- **Task directions**: From the records below, give the number of lines that contain the string "podlogu", without any other text.
begin Data for processing
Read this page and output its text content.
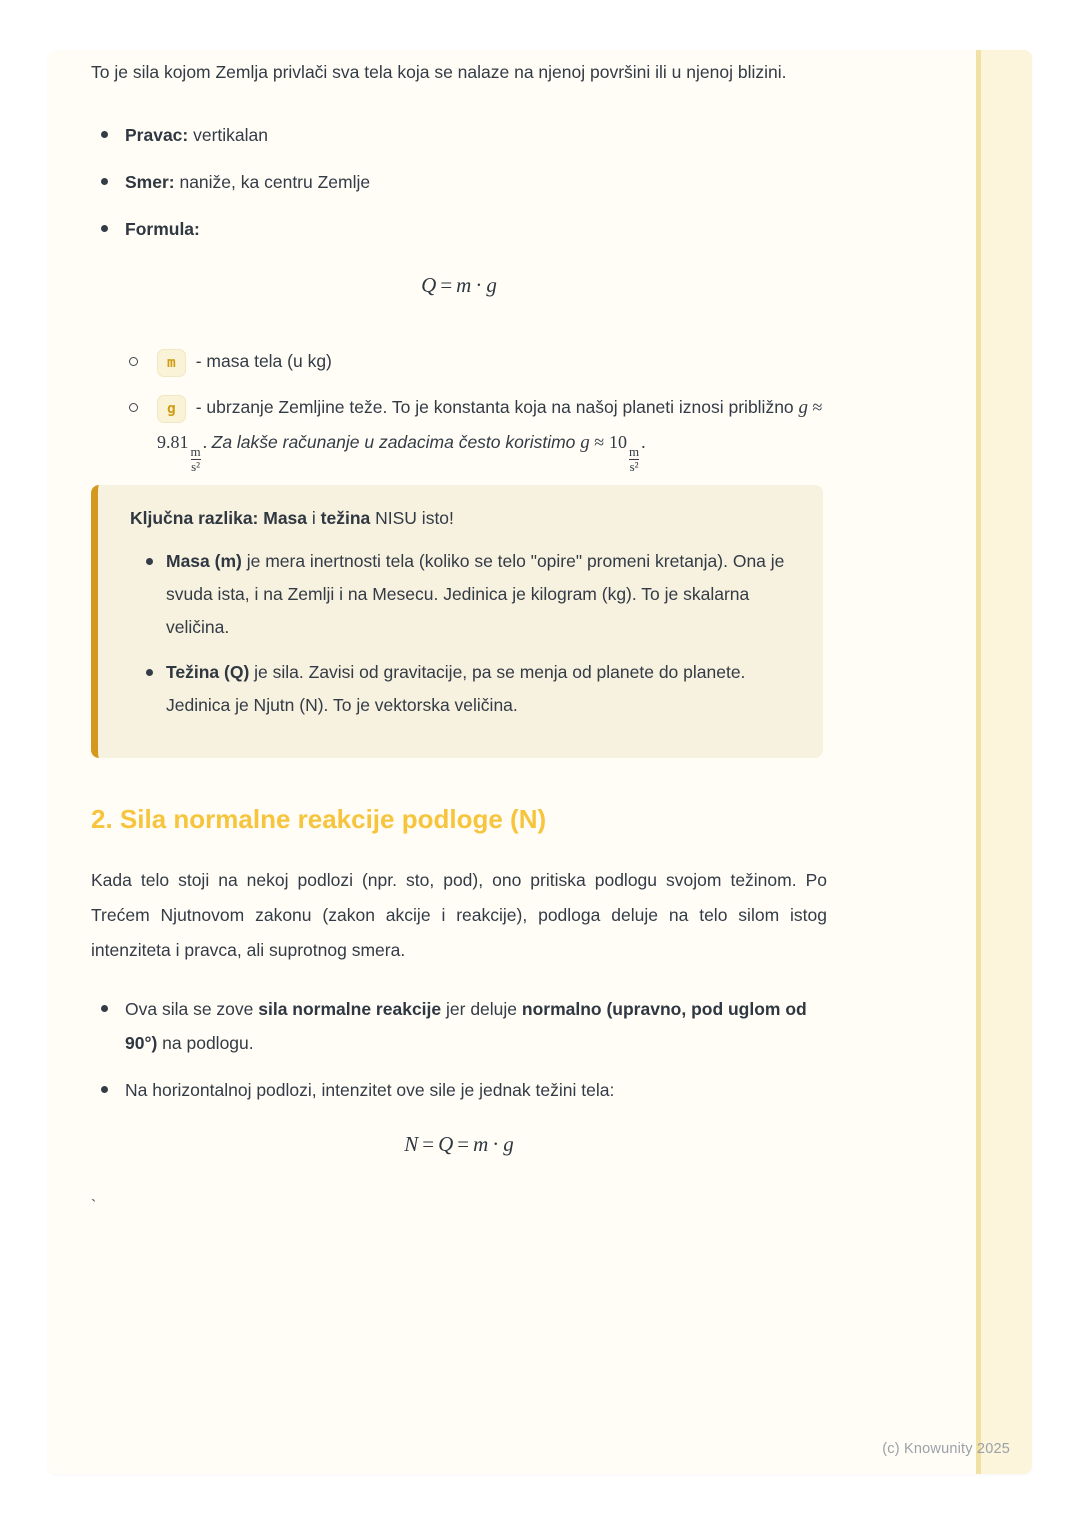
To je sila kojom Zemlja privlači sva tela koja se nalaze na njenoj površini ili u njenoj blizini.

Pravac: vertikalan
Smer: naniže, ka centru Zemlje
Formula:
Q = m · g
m - masa tela (u kg)
g - ubrzanje Zemljine teže. To je konstanta koja na našoj planeti iznosi približno g ≈ 9.81
$\frac{m}{\text{s²}}$
. Za lakše računanje u zadacima često koristimo g ≈ 10
$\frac{m}{\text{s²}}$
.
Ključna razlika: Masa i težina NISU isto!
Masa (m) je mera inertnosti tela (koliko se telo "opire" promeni kretanja). Ona je svuda ista, i na Zemlji i na Mesecu. Jedinica je kilogram (kg). To je skalarna veličina.
Težina (Q) je sila. Zavisi od gravitacije, pa se menja od planete do planete. Jedinica je Njutn (N). To je vektorska veličina.
2. Sila normalne reakcije podloge (N)

Kada telo stoji na nekoj podlozi (npr. sto, pod), ono pritiska podlogu svojom težinom. Po Trećem Njutnovom zakonu (zakon akcije i reakcije), podloga deluje na telo silom istog intenziteta i pravca, ali suprotnog smera.

Ova sila se zove sila normalne reakcije jer deluje normalno (upravno, pod uglom od 90°) na podlogu.
Na horizontalnoj podlozi, intenzitet ove sile je jednak težini tela:
N = Q = m · g

`

(c) Knowunity 2025
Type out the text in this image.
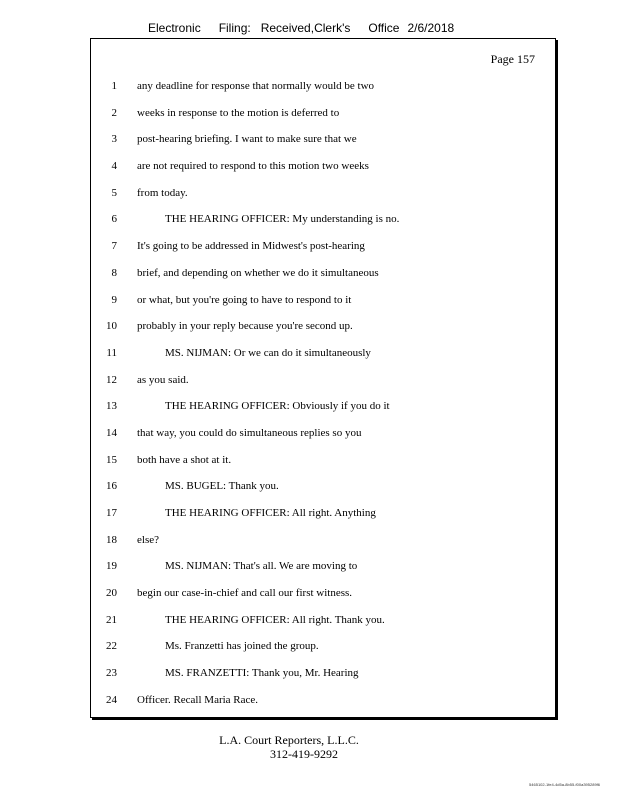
Electronic Filing: Received,Clerk's Office 2/6/2018
Page 157
1 any deadline for response that normally would be two
2 weeks in response to the motion is deferred to
3 post-hearing briefing. I want to make sure that we
4 are not required to respond to this motion two weeks
5 from today.
6	THE HEARING OFFICER: My understanding is no.
7 It's going to be addressed in Midwest's post-hearing
8 brief, and depending on whether we do it simultaneous
9 or what, but you're going to have to respond to it
10 probably in your reply because you're second up.
11	MS. NIJMAN: Or we can do it simultaneously
12 as you said.
13	THE HEARING OFFICER: Obviously if you do it
14 that way, you could do simultaneous replies so you
15 both have a shot at it.
16	MS. BUGEL: Thank you.
17	THE HEARING OFFICER: All right. Anything
18 else?
19	MS. NIJMAN: That's all. We are moving to
20 begin our case-in-chief and call our first witness.
21	THE HEARING OFFICER: All right. Thank you.
22	Ms. Franzetti has joined the group.
23	MS. FRANZETTI: Thank you, Mr. Hearing
24 Officer. Recall Maria Race.
L.A. Court Reporters, L.L.C.
312-419-9292
5465102-1fe4-4d5a-8b55-f00a395289f6
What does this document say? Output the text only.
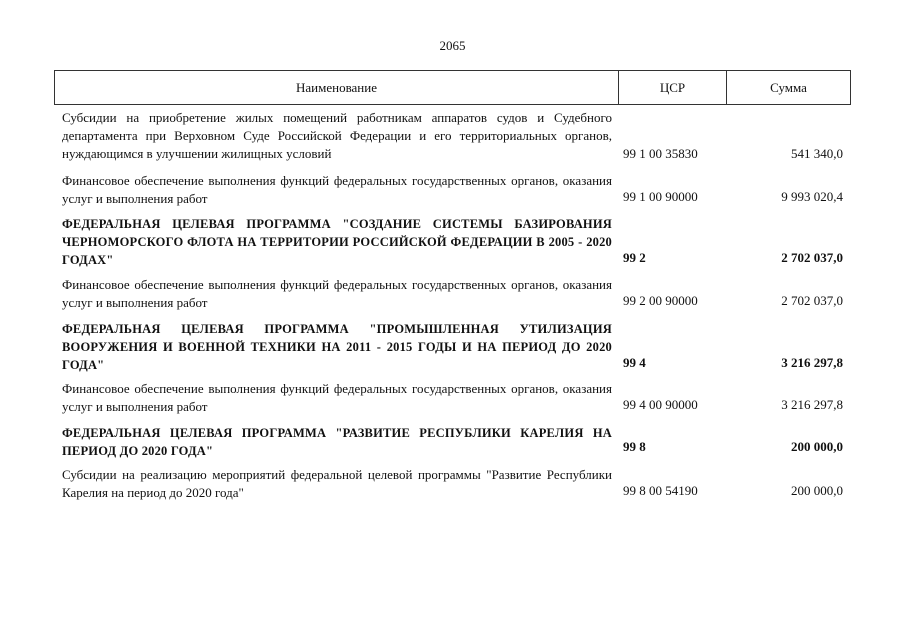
2065
Наименование	ЦСР	Сумма
Субсидии на приобретение жилых помещений работникам аппаратов судов и Судебного департамента при Верховном Суде Российской Федерации и его территориальных органов, нуждающимся в улучшении жилищных условий	99 1 00 35830	541 340,0
Финансовое обеспечение выполнения функций федеральных государственных органов, оказания услуг и выполнения работ	99 1 00 90000	9 993 020,4
ФЕДЕРАЛЬНАЯ ЦЕЛЕВАЯ ПРОГРАММА "СОЗДАНИЕ СИСТЕМЫ БАЗИРОВАНИЯ ЧЕРНОМОРСКОГО ФЛОТА НА ТЕРРИТОРИИ РОССИЙСКОЙ ФЕДЕРАЦИИ В 2005 - 2020 ГОДАХ"	99 2	2 702 037,0
Финансовое обеспечение выполнения функций федеральных государственных органов, оказания услуг и выполнения работ	99 2 00 90000	2 702 037,0
ФЕДЕРАЛЬНАЯ ЦЕЛЕВАЯ ПРОГРАММА "ПРОМЫШЛЕННАЯ УТИЛИЗАЦИЯ ВООРУЖЕНИЯ И ВОЕННОЙ ТЕХНИКИ НА 2011 - 2015 ГОДЫ И НА ПЕРИОД ДО 2020 ГОДА"	99 4	3 216 297,8
Финансовое обеспечение выполнения функций федеральных государственных органов, оказания услуг и выполнения работ	99 4 00 90000	3 216 297,8
ФЕДЕРАЛЬНАЯ ЦЕЛЕВАЯ ПРОГРАММА "РАЗВИТИЕ РЕСПУБЛИКИ КАРЕЛИЯ НА ПЕРИОД ДО 2020 ГОДА"	99 8	200 000,0
Субсидии на реализацию мероприятий федеральной целевой программы "Развитие Республики Карелия на период до 2020 года"	99 8 00 54190	200 000,0
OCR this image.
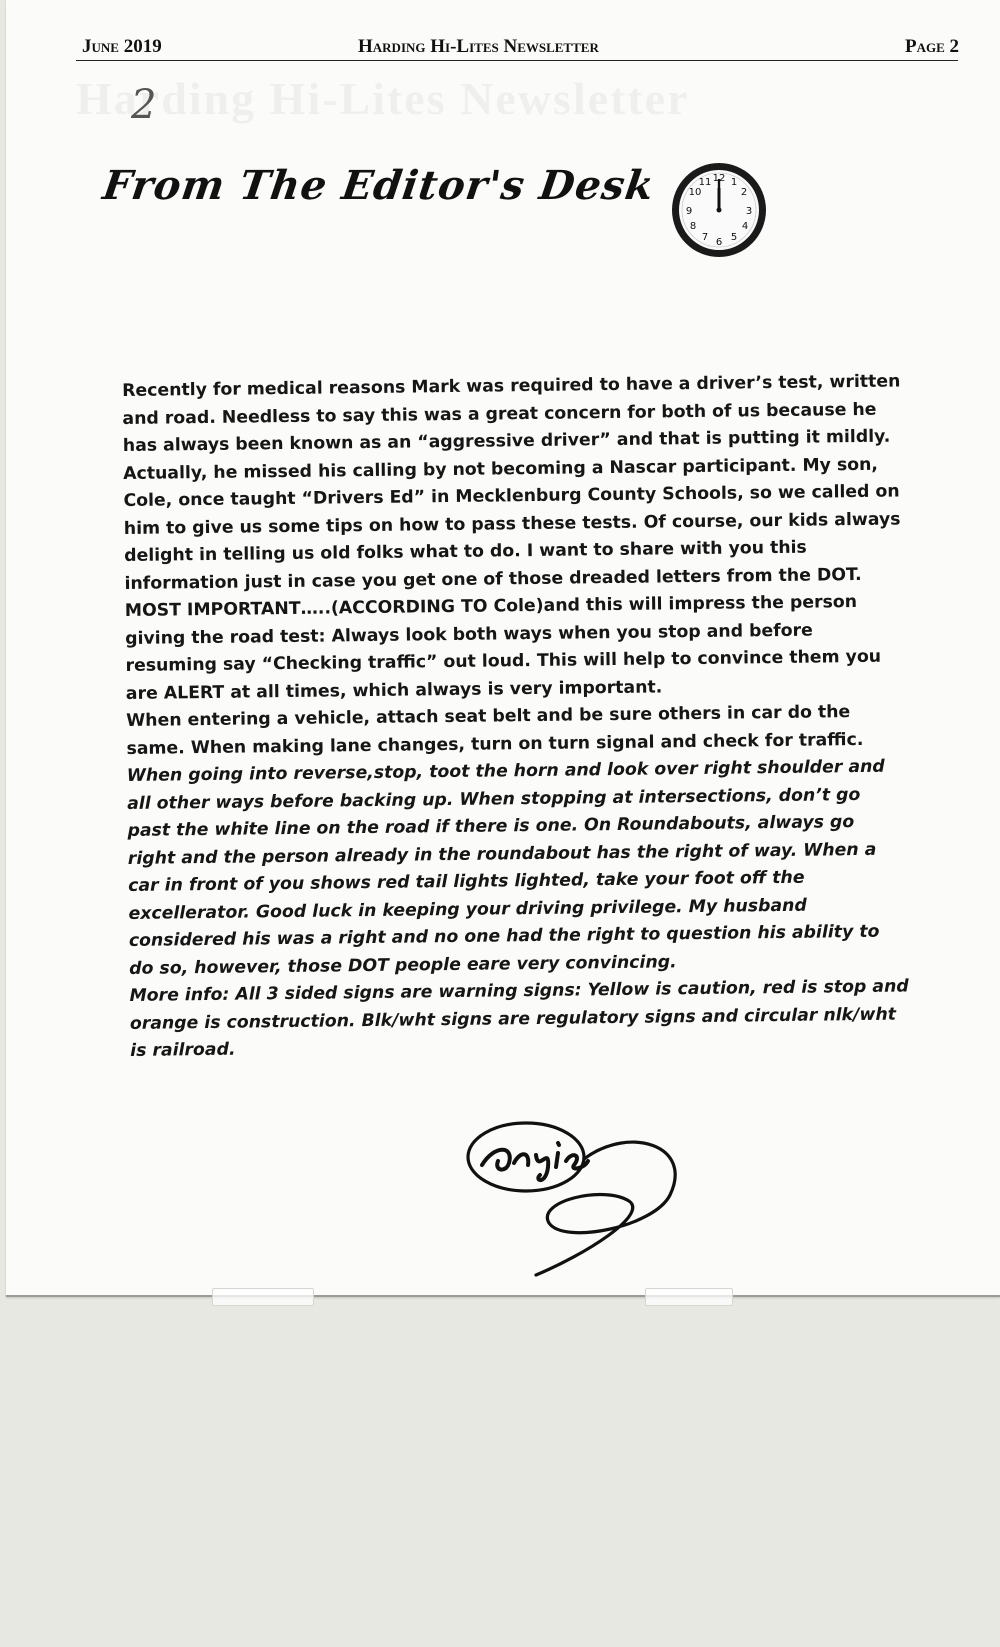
June 2019	Harding Hi-Lites Newsletter	Page 2
2
From The Editor's Desk	12 1
2
3
4
5
6
7
8
9
10
11

Recently for medical reasons Mark was required to have a driver’s test, written and road. Needless to say this was a great concern for both of us because he has always been known as an “aggressive driver” and that is putting it mildly. Actually, he missed his calling by not becoming a Nascar participant. My son, Cole, once taught “Drivers Ed” in Mecklenburg County Schools, so we called on him to give us some tips on how to pass these tests. Of course, our kids always delight in telling us old folks what to do. I want to share with you this information just in case you get one of those dreaded letters from the DOT.

MOST IMPORTANT…..(ACCORDING TO Cole)and this will impress the person giving the road test: Always look both ways when you stop and before resuming say “Checking traffic” out loud. This will help to convince them you are ALERT at all times, which always is very important.

When entering a vehicle, attach seat belt and be sure others in car do the same. When making lane changes, turn on turn signal and check for traffic. When going into reverse,stop, toot the horn and look over right shoulder and all other ways before backing up. When stopping at intersections, don’t go past the white line on the road if there is one. On Roundabouts, always go right and the person already in the roundabout has the right of way. When a car in front of you shows red tail lights lighted, take your foot off the excellerator. Good luck in keeping your driving privilege. My husband considered his was a right and no one had the right to question his ability to do so, however, those DOT people eare very convincing.

More info: All 3 sided signs are warning signs: Yellow is caution, red is stop and orange is construction. Blk/wht signs are regulatory signs and circular nlk/wht is railroad.
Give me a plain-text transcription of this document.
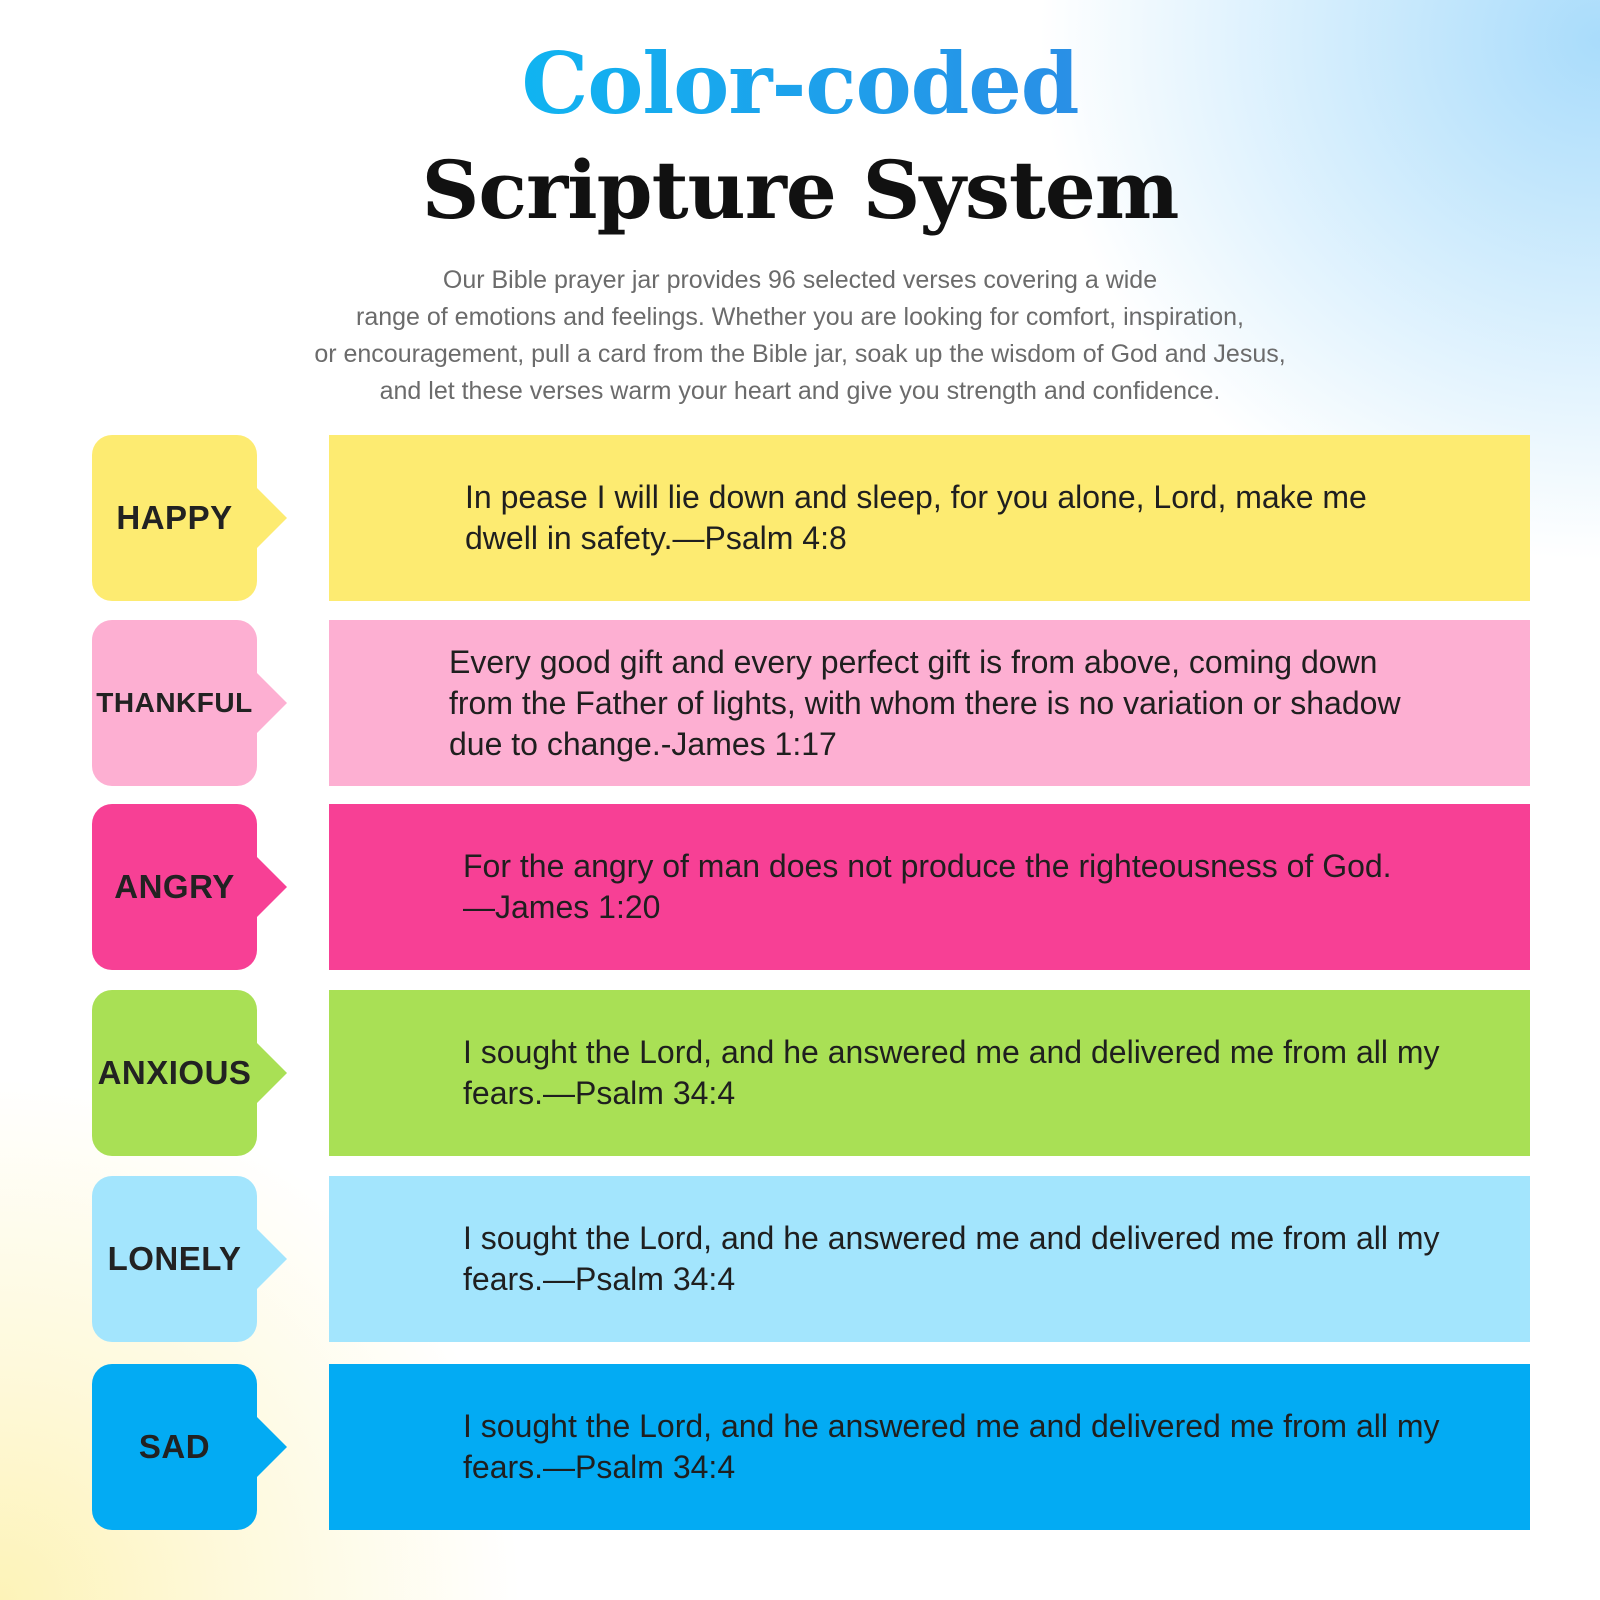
Color-coded
Scripture System
Our Bible prayer jar provides 96 selected verses covering a wide
range of emotions and feelings. Whether you are looking for comfort, inspiration,
or encouragement, pull a card from the Bible jar, soak up the wisdom of God and Jesus,
and let these verses warm your heart and give you strength and confidence.
HAPPY
In pease I will lie down and sleep, for you alone, Lord, make me dwell in safety.—Psalm 4:8
THANKFUL
Every good gift and every perfect gift is from above, coming down from the Father of lights, with whom there is no variation or shadow due to change.-James 1:17
ANGRY
For the angry of man does not produce the righteousness of God. —James 1:20
ANXIOUS
I sought the Lord, and he answered me and delivered me from all my fears.—Psalm 34:4
LONELY
I sought the Lord, and he answered me and delivered me from all my fears.—Psalm 34:4
SAD
I sought the Lord, and he answered me and delivered me from all my fears.—Psalm 34:4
end Data for processing
- **Result of the exercise**: 2